- **Dataset items**:

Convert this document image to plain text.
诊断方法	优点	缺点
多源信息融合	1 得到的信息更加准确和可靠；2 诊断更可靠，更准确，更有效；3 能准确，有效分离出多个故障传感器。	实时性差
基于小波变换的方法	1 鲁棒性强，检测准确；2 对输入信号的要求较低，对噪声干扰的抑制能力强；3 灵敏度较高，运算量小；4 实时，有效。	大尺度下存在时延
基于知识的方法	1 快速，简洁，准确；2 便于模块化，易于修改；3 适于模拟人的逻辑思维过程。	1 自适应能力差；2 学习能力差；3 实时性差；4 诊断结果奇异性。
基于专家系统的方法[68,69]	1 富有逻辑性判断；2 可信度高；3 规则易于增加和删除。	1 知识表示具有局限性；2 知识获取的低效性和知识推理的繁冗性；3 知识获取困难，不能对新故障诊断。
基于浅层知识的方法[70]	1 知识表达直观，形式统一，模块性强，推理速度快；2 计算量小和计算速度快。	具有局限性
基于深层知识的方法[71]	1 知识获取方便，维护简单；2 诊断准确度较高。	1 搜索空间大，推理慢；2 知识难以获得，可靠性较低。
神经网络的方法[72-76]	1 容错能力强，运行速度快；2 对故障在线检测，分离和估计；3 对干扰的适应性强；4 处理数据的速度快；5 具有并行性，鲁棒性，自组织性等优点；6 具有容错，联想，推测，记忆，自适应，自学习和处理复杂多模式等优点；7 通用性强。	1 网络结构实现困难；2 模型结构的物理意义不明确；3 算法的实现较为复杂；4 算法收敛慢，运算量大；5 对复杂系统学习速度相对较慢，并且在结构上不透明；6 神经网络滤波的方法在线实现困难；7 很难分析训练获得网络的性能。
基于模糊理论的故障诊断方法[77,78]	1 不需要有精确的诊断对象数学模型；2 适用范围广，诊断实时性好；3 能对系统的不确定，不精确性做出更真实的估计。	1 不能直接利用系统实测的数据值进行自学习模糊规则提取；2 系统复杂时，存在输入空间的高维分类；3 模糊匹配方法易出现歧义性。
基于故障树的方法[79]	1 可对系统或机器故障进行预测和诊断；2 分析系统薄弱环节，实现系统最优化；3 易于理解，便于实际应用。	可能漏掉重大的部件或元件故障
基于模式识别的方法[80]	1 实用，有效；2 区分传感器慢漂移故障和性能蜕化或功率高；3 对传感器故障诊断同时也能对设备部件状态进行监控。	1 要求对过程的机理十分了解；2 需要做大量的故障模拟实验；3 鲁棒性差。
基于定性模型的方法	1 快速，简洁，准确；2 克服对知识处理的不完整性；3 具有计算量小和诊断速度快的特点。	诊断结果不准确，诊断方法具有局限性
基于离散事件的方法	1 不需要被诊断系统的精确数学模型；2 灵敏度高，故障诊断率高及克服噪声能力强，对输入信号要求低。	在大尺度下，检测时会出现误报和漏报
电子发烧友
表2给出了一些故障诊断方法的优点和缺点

- **STATED PROBLEM**:
Please list every line of the records that contains "实时性差".

- **EXERCISE ANSWER**:
多源信息融合	1 得到的信息更加准确和可靠；2 诊断更可靠，更准确，更有效；3 能准确，有效分离出多个故障传感器。	实时性差
基于知识的方法	1 快速，简洁，准确；2 便于模块化，易于修改；3 适于模拟人的逻辑思维过程。	1 自适应能力差；2 学习能力差；3 实时性差；4 诊断结果奇异性。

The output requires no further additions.